-- BEGIN PROVIDED ENTRIES --

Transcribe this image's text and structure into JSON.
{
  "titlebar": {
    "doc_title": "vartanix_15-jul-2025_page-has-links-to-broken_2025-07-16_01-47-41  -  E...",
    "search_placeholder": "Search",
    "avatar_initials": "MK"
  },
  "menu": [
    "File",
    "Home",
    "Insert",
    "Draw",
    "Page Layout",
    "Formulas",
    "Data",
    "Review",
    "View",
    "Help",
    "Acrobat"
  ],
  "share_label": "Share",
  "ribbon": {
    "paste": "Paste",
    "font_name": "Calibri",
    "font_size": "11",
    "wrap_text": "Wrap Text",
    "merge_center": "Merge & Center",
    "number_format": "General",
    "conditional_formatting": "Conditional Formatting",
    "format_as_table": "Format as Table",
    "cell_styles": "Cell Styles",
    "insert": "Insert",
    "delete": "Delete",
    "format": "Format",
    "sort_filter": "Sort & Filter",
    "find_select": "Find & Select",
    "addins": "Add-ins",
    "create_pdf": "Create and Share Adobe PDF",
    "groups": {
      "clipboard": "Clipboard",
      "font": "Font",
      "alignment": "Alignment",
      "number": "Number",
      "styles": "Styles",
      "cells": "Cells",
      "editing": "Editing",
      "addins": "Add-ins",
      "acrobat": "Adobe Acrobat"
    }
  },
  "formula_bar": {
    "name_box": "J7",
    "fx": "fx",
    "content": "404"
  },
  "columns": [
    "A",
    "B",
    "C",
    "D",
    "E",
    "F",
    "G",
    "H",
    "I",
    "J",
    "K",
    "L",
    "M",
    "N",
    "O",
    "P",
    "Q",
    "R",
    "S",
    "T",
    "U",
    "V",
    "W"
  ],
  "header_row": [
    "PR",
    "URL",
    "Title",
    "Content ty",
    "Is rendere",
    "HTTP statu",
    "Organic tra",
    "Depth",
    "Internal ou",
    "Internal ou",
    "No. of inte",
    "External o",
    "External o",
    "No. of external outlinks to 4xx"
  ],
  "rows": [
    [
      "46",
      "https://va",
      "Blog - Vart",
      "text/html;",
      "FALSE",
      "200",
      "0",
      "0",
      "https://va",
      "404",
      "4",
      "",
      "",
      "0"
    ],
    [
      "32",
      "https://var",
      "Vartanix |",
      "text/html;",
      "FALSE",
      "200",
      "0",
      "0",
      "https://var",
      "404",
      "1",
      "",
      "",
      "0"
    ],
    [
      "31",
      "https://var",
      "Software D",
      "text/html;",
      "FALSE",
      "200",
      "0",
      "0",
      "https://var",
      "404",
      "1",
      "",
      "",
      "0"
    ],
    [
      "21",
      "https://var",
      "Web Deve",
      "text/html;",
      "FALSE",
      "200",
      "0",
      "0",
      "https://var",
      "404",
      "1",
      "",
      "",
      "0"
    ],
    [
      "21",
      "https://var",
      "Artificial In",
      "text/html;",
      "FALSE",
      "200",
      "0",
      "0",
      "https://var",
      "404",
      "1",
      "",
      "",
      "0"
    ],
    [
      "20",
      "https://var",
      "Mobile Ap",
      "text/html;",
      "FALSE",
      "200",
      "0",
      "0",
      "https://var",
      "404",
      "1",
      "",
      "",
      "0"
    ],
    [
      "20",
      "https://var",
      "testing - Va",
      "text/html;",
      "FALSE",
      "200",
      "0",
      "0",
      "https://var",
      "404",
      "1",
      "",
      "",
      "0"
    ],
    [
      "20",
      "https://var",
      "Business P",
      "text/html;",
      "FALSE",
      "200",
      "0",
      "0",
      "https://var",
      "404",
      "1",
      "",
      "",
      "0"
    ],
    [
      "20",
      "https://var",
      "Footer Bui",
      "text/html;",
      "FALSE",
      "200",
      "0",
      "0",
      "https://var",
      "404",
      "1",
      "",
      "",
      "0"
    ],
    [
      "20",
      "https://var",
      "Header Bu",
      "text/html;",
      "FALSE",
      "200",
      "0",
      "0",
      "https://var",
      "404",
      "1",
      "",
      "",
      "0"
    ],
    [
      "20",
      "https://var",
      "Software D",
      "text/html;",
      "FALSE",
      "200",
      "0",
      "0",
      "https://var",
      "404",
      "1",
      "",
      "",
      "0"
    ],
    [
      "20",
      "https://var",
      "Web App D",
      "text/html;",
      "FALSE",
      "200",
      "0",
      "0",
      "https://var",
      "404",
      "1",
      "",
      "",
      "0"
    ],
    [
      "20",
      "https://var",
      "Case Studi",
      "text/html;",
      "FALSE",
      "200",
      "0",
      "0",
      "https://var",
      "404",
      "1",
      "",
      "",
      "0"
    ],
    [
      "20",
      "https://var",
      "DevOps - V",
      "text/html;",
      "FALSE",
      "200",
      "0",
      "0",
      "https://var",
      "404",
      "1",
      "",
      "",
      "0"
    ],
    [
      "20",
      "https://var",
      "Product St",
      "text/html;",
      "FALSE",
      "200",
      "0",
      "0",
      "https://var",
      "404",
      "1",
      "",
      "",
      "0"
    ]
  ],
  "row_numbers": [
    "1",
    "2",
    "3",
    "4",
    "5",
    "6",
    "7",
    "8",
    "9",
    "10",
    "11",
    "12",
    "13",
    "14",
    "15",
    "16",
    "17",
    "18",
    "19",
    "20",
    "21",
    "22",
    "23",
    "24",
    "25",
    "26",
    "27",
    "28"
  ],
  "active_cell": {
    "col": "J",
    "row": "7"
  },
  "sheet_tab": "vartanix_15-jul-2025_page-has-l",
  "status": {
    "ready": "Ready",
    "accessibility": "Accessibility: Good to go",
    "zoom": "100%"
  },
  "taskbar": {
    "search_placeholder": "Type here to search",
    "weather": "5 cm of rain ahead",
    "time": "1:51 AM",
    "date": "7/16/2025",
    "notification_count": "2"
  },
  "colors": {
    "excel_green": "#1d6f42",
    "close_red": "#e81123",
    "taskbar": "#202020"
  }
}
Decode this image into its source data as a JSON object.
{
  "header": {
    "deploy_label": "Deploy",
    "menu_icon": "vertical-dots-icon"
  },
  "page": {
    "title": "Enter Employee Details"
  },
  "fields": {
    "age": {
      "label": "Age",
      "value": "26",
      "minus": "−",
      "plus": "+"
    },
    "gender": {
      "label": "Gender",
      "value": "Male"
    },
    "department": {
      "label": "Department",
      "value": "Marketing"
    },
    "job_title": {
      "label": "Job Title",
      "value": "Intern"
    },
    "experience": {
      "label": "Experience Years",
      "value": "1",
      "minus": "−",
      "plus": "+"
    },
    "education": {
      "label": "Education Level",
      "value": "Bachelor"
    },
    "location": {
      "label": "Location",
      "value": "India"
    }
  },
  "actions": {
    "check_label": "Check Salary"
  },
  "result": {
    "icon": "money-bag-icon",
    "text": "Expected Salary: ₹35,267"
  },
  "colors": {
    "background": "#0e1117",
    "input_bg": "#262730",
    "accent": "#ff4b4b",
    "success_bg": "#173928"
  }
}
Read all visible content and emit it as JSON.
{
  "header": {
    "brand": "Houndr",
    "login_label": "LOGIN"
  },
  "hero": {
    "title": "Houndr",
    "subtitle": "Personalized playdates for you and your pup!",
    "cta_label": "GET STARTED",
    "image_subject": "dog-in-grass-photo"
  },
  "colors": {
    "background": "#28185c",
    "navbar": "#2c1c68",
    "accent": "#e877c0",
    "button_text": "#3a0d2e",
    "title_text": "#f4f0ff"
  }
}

-- END PROVIDED ENTRIES --

WRITTEN REQUEST
Return all lines with the word "into" in them.

FINISHED ANSWER
Transcribe this image's text and structure into JSON.
Decode this image into its source data as a JSON object.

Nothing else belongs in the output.